LISTED RECORDS:
• • • • •

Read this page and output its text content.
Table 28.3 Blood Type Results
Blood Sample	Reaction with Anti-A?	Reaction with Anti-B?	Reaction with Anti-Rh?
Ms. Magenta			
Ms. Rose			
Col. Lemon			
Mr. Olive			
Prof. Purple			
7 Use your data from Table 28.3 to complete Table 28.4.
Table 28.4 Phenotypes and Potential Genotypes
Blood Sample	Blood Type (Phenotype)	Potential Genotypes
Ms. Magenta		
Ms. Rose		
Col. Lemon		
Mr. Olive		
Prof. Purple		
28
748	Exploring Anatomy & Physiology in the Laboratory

• • • • •

GIVEN REQUEST:
Every record above must be duplicated exactly.

THE RESPONSE:
Read this page and output its text content.
Table 28.3 Blood Type Results
Blood Sample	Reaction with Anti-A?	Reaction with Anti-B?	Reaction with Anti-Rh?
Ms. Magenta			
Ms. Rose			
Col. Lemon			
Mr. Olive			
Prof. Purple			
7 Use your data from Table 28.3 to complete Table 28.4.
Table 28.4 Phenotypes and Potential Genotypes
Blood Sample	Blood Type (Phenotype)	Potential Genotypes
Ms. Magenta		
Ms. Rose		
Col. Lemon		
Mr. Olive		
Prof. Purple		
28
748	Exploring Anatomy & Physiology in the Laboratory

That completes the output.